[Records from a collection]

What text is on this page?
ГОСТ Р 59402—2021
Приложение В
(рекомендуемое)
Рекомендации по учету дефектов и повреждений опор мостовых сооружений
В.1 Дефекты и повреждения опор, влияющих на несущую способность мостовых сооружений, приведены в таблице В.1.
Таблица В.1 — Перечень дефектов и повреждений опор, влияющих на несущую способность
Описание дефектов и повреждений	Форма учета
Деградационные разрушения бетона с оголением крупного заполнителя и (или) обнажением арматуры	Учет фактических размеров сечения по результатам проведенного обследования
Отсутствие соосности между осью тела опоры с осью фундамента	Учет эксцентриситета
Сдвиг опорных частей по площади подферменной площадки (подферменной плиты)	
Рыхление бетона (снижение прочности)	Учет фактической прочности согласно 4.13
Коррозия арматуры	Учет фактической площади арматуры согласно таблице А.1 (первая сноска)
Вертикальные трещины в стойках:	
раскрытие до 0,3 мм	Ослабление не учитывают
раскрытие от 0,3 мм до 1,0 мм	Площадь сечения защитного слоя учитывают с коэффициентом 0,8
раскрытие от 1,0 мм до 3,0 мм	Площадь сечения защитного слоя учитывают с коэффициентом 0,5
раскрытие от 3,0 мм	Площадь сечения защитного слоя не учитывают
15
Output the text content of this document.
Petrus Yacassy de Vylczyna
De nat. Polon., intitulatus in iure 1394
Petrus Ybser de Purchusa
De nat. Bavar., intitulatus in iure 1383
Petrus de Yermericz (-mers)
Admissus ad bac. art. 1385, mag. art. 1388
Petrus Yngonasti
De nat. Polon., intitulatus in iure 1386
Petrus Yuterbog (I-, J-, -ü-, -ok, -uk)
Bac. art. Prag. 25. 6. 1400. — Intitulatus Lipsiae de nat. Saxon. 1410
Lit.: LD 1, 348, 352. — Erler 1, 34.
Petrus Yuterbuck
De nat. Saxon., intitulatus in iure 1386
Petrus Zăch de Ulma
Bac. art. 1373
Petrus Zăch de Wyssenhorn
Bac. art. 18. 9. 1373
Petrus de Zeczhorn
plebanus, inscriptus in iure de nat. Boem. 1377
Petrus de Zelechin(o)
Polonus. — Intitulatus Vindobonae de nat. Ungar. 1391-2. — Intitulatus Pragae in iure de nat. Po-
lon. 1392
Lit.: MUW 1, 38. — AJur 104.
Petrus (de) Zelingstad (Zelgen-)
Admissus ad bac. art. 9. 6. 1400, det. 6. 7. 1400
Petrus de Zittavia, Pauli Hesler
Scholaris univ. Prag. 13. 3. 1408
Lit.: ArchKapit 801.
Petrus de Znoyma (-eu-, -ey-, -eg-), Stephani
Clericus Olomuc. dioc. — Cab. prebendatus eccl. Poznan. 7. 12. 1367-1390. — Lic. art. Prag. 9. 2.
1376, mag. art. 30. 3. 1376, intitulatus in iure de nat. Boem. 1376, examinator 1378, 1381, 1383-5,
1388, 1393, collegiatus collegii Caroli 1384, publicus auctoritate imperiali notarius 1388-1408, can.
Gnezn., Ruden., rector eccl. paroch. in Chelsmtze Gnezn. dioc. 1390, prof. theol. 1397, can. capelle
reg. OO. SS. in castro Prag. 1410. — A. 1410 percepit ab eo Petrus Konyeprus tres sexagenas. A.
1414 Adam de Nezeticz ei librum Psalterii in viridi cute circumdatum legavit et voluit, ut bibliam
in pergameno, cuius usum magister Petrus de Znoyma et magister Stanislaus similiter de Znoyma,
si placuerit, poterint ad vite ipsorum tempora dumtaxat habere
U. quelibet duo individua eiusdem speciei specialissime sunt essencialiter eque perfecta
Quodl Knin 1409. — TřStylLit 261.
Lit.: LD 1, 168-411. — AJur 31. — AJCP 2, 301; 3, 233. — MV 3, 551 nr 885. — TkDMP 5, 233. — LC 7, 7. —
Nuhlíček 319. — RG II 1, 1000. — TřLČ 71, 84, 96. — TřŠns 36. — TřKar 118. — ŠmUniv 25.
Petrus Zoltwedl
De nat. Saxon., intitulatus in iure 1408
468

◆ Set problem ◆
Give only the number of lines in the preceding material that contain the string "eccl".

◆ Task response ◆
2